→ **AIM**: Which lines in the material below contain the word "교도관은"? Copy each of them.

Saved entries:

+--

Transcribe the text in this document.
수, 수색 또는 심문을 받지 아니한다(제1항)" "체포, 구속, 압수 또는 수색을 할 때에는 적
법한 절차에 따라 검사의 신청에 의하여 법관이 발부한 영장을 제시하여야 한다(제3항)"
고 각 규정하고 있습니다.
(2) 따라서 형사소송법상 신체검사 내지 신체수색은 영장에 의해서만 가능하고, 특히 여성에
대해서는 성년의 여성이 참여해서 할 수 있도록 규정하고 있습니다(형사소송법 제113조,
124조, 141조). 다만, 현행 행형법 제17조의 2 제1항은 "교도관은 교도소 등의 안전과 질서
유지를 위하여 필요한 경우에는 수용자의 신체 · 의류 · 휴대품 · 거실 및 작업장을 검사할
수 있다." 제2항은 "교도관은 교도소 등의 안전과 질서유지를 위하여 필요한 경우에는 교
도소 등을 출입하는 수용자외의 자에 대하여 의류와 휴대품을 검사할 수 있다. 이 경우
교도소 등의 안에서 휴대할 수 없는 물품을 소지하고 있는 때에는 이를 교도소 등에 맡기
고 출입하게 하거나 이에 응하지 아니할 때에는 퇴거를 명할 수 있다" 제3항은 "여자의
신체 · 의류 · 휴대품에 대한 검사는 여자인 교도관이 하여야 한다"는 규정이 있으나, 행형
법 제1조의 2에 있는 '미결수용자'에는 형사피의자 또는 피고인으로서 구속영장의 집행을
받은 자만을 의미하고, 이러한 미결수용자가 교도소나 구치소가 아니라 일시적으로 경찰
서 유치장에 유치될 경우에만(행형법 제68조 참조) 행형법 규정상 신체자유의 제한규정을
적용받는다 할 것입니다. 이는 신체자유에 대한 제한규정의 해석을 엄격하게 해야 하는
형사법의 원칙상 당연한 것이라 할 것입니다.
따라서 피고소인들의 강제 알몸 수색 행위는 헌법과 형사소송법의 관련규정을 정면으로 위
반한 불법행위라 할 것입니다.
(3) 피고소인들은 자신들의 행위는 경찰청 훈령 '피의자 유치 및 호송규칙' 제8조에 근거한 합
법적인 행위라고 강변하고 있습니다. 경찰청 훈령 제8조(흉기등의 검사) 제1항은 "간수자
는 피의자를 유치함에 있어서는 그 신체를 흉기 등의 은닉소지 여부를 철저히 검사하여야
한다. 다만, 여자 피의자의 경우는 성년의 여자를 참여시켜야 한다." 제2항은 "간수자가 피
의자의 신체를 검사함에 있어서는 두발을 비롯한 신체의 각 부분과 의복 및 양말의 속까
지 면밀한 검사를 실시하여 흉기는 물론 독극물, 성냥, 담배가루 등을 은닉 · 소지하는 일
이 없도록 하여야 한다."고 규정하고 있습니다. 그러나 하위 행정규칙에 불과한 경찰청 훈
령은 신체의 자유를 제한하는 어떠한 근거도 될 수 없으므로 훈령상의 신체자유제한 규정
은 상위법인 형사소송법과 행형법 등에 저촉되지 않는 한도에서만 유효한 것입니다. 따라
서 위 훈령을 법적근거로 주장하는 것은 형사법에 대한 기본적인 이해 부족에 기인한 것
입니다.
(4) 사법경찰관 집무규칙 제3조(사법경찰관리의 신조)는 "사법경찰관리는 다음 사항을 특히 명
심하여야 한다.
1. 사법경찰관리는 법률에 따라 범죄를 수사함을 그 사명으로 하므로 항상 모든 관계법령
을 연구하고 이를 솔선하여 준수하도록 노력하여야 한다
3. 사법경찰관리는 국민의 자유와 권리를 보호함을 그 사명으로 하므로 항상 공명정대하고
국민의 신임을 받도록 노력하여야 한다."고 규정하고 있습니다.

+--

→ **TASK OUTPUT**:
124조, 141조). 다만, 현행 행형법 제17조의 2 제1항은 "교도관은 교도소 등의 안전과 질서
수 있다." 제2항은 "교도관은 교도소 등의 안전과 질서유지를 위하여 필요한 경우에는 교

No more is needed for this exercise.